*Your objective:*
Where a line holds the string "Cyricenus", return that line.

*Dataset extract:*

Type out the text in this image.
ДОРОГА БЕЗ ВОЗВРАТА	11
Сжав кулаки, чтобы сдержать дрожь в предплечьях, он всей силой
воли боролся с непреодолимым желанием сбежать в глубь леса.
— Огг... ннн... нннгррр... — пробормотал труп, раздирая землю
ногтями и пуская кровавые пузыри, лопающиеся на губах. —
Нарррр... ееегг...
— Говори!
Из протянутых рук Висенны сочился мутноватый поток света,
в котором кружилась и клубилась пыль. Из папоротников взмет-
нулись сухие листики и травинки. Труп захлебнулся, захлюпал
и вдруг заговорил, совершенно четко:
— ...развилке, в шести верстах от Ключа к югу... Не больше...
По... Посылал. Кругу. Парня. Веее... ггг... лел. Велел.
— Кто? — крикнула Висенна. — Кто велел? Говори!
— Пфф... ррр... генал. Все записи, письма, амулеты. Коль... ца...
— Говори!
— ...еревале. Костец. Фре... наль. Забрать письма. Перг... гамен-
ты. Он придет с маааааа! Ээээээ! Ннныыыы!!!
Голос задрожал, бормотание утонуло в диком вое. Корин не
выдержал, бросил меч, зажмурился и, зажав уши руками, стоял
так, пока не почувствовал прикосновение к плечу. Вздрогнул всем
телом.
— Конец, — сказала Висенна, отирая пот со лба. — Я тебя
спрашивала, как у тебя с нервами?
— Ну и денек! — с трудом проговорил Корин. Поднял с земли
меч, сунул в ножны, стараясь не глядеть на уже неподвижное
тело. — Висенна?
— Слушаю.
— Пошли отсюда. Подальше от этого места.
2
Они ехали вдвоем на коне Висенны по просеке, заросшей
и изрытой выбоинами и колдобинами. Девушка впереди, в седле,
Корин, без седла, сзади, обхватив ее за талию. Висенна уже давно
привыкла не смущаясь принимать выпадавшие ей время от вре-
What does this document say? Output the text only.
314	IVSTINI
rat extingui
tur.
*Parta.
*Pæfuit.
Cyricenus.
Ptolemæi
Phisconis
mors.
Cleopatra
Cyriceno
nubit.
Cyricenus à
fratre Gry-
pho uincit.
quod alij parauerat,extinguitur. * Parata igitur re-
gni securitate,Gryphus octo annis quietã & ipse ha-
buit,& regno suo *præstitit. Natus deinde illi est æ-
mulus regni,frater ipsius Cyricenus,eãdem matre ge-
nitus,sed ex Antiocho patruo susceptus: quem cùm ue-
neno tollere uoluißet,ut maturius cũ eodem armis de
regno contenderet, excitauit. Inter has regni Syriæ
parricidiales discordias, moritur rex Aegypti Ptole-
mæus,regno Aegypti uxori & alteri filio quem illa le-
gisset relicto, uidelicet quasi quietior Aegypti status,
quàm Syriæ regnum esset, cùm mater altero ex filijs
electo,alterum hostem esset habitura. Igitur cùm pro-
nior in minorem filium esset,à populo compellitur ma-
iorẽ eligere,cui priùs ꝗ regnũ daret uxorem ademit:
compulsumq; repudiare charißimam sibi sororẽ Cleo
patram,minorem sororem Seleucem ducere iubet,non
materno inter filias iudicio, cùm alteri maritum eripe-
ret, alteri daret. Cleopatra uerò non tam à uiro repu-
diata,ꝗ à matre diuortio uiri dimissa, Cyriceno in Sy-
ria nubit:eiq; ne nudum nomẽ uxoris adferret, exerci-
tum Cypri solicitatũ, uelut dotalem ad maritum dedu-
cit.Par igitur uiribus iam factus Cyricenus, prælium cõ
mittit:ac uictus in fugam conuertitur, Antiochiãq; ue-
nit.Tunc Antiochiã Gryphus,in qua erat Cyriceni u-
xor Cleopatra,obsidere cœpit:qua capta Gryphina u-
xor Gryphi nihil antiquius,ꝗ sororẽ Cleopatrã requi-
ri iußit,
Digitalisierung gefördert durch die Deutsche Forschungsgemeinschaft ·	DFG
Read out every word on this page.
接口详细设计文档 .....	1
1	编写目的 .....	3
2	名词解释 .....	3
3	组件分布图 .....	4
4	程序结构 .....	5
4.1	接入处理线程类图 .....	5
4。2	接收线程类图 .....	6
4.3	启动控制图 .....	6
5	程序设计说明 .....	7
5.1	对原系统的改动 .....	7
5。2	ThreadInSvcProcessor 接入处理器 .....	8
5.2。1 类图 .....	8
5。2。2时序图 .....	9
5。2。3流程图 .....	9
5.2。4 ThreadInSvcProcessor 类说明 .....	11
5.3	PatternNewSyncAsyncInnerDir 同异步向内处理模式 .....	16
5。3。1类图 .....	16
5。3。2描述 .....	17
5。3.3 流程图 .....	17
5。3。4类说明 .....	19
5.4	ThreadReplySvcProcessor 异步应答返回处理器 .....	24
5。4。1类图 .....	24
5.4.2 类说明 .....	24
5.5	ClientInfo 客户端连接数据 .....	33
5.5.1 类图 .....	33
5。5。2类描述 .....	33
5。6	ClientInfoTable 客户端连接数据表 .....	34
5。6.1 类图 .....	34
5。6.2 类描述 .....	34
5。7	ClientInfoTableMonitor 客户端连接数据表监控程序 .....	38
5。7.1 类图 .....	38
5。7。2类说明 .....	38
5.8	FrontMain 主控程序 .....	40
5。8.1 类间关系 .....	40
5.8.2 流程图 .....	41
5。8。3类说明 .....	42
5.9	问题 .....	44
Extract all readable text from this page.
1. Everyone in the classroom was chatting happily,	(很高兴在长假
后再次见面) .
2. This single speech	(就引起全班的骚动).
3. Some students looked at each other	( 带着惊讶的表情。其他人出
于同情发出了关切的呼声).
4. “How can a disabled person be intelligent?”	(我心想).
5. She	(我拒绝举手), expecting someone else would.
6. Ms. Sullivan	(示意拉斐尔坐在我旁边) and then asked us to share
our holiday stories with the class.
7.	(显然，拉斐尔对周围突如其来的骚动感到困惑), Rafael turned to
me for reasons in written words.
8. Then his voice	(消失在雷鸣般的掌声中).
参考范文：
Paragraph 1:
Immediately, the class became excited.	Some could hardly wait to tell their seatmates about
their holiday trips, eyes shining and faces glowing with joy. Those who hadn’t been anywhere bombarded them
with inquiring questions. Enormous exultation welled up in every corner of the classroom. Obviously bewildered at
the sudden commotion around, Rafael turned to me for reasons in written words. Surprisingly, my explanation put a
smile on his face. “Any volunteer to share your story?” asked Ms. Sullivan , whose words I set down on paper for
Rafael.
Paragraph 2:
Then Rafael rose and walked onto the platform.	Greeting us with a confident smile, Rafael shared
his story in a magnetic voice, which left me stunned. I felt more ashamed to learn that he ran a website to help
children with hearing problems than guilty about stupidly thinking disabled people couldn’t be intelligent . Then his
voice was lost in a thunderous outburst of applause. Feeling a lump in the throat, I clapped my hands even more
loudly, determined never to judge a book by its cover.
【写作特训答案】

*In response:*
Cyricenus.
Cyricenus à
mulus regni,frater ipsius Cyricenus,eãdem matre ge-
cit.Par igitur uiribus iam factus Cyricenus, prælium cõ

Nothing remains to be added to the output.